╭──
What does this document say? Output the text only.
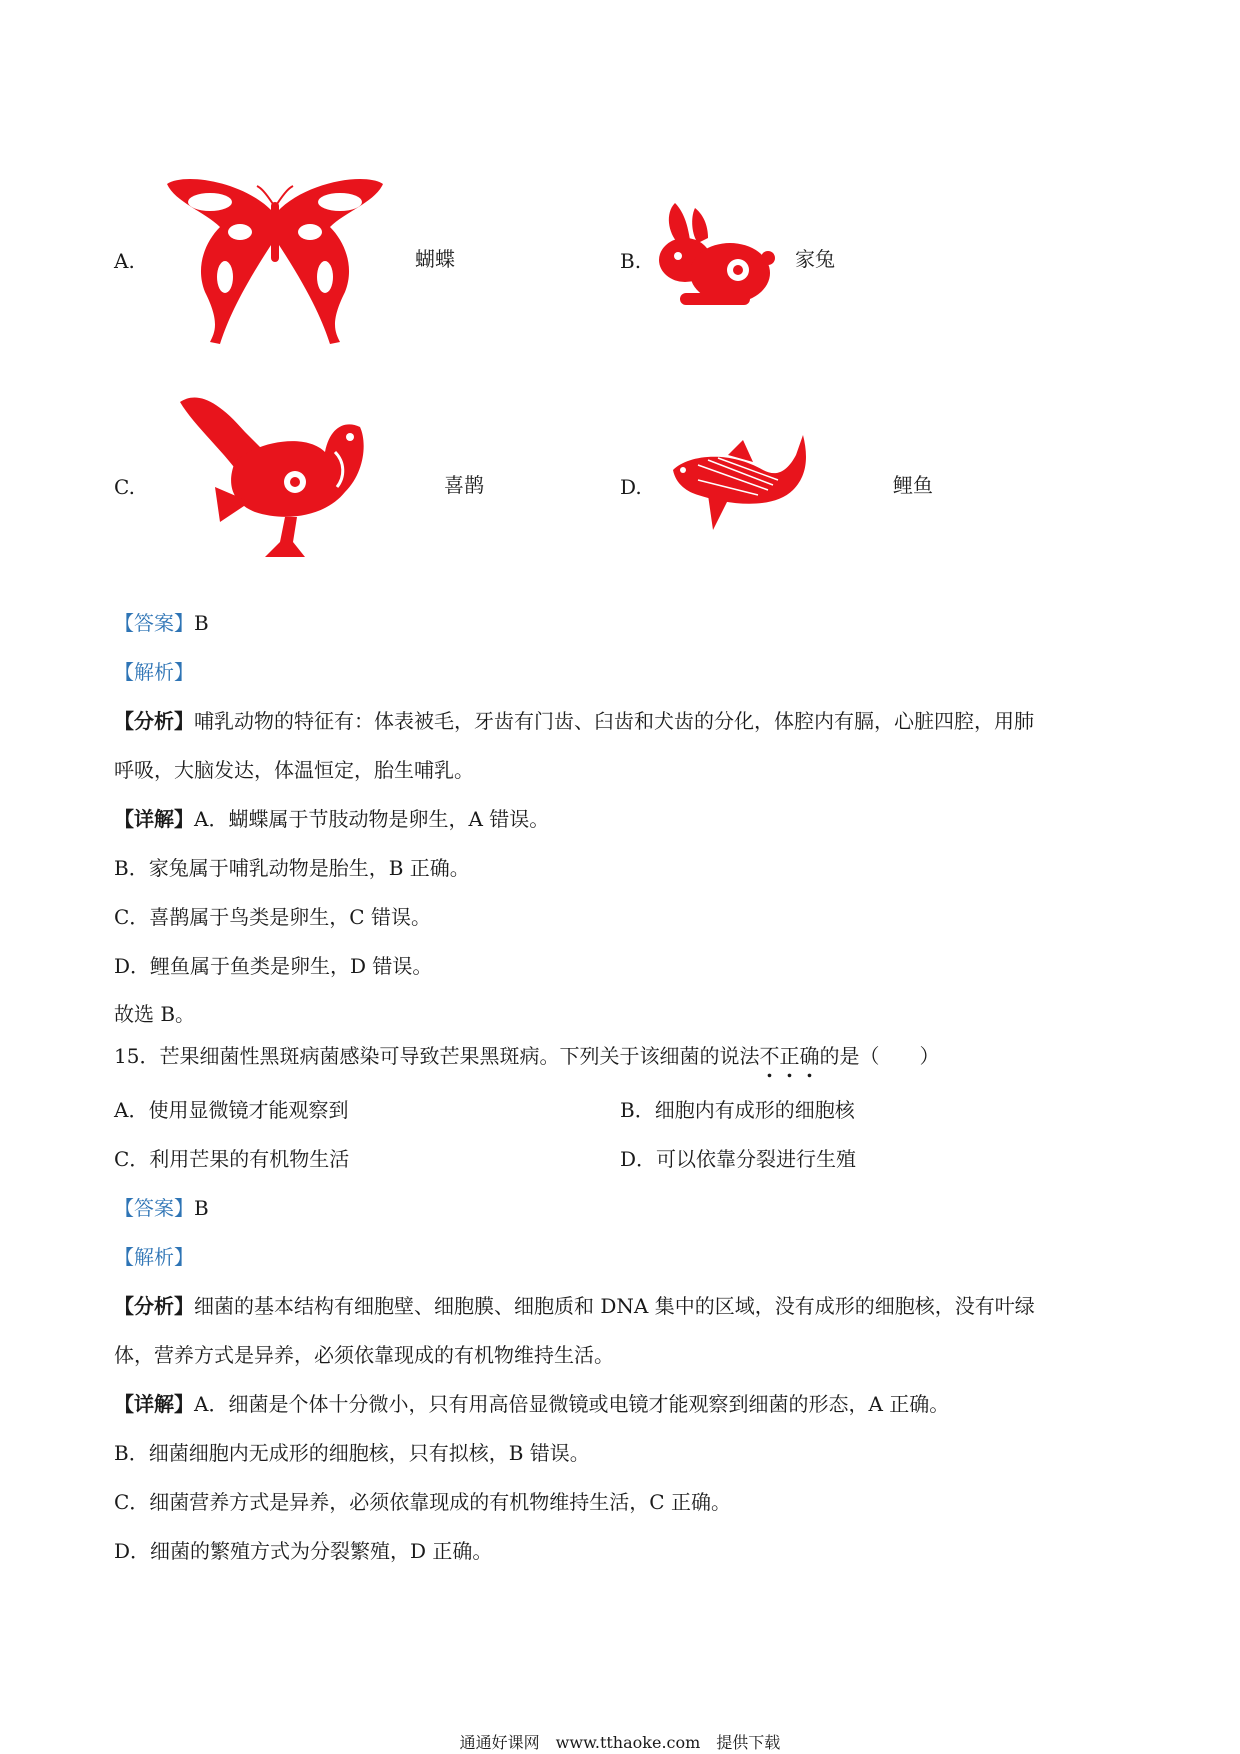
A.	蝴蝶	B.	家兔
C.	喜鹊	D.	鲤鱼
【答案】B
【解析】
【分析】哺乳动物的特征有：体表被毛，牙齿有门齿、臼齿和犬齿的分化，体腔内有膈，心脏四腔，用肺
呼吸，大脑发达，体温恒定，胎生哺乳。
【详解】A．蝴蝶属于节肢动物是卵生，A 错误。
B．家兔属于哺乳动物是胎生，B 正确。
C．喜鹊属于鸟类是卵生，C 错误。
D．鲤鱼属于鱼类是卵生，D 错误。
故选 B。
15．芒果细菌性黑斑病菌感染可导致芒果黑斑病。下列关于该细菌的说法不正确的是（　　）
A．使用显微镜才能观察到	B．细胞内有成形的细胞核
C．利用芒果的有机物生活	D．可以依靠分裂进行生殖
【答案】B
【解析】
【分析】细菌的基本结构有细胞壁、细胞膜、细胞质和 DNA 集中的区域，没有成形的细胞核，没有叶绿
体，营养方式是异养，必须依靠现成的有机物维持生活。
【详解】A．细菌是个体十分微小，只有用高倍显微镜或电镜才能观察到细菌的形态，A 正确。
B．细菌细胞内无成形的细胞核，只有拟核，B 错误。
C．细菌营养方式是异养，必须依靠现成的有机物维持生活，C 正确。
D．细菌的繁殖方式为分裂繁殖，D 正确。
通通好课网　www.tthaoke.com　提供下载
╰──
Stated task
Copy the entries above faithfully and omit every image.

Complete output
What does this document say? Output the text only.
A.	蝴蝶	B.	家兔
C.	喜鹊	D.	鲤鱼
【答案】B
【解析】
【分析】哺乳动物的特征有：体表被毛，牙齿有门齿、臼齿和犬齿的分化，体腔内有膈，心脏四腔，用肺
呼吸，大脑发达，体温恒定，胎生哺乳。
【详解】A．蝴蝶属于节肢动物是卵生，A 错误。
B．家兔属于哺乳动物是胎生，B 正确。
C．喜鹊属于鸟类是卵生，C 错误。
D．鲤鱼属于鱼类是卵生，D 错误。
故选 B。
15．芒果细菌性黑斑病菌感染可导致芒果黑斑病。下列关于该细菌的说法不正确的是（　　）
A．使用显微镜才能观察到	B．细胞内有成形的细胞核
C．利用芒果的有机物生活	D．可以依靠分裂进行生殖
【答案】B
【解析】
【分析】细菌的基本结构有细胞壁、细胞膜、细胞质和 DNA 集中的区域，没有成形的细胞核，没有叶绿
体，营养方式是异养，必须依靠现成的有机物维持生活。
【详解】A．细菌是个体十分微小，只有用高倍显微镜或电镜才能观察到细菌的形态，A 正确。
B．细菌细胞内无成形的细胞核，只有拟核，B 错误。
C．细菌营养方式是异养，必须依靠现成的有机物维持生活，C 正确。
D．细菌的繁殖方式为分裂繁殖，D 正确。
通通好课网　www.tthaoke.com　提供下载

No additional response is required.